**AIM**
Each line that holds the word "JSON" is to be identified and copied.

---+---

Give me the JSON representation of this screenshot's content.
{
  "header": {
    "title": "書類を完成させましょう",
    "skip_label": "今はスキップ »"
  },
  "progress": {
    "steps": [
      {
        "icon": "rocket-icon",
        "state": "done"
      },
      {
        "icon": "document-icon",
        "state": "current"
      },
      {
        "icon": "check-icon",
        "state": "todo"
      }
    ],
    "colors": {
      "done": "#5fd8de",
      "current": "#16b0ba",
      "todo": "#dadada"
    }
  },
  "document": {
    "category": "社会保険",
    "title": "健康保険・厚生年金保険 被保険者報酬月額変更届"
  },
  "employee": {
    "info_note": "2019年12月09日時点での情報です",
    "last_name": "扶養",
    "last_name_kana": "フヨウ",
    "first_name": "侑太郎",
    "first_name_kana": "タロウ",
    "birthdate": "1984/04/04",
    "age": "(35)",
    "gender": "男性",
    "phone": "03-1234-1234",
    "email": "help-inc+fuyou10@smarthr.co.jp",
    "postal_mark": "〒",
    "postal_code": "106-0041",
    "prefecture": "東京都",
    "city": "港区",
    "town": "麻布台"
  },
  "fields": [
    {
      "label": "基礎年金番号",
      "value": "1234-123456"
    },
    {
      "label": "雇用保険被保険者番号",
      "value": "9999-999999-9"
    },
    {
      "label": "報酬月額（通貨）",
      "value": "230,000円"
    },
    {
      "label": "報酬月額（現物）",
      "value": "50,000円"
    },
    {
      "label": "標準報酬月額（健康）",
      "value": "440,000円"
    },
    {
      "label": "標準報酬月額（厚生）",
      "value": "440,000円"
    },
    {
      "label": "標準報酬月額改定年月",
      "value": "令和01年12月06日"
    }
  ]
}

---+---

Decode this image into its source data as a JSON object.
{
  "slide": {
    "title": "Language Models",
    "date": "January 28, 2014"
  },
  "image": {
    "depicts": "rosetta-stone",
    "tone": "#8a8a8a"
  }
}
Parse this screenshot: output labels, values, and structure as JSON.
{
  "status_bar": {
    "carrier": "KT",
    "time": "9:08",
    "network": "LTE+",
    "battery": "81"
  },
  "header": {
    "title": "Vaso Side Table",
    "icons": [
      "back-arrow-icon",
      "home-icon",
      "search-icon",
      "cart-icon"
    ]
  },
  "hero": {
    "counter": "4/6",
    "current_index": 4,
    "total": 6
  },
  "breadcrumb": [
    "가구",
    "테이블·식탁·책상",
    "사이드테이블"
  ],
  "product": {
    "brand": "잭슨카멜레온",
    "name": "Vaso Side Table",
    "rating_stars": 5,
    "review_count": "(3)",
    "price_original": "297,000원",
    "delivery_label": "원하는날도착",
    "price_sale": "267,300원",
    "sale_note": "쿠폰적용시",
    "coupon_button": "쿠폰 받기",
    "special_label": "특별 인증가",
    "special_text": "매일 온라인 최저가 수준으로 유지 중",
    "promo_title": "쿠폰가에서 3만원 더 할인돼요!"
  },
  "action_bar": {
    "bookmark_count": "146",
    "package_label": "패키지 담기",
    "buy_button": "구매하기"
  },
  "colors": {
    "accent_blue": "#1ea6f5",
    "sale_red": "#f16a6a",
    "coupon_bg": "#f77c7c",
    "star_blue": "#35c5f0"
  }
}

---+---

**SOLVED EXERCISE**
Give me the JSON representation of this screenshot's content.
Decode this image into its source data as a JSON object.
Parse this screenshot: output labels, values, and structure as JSON.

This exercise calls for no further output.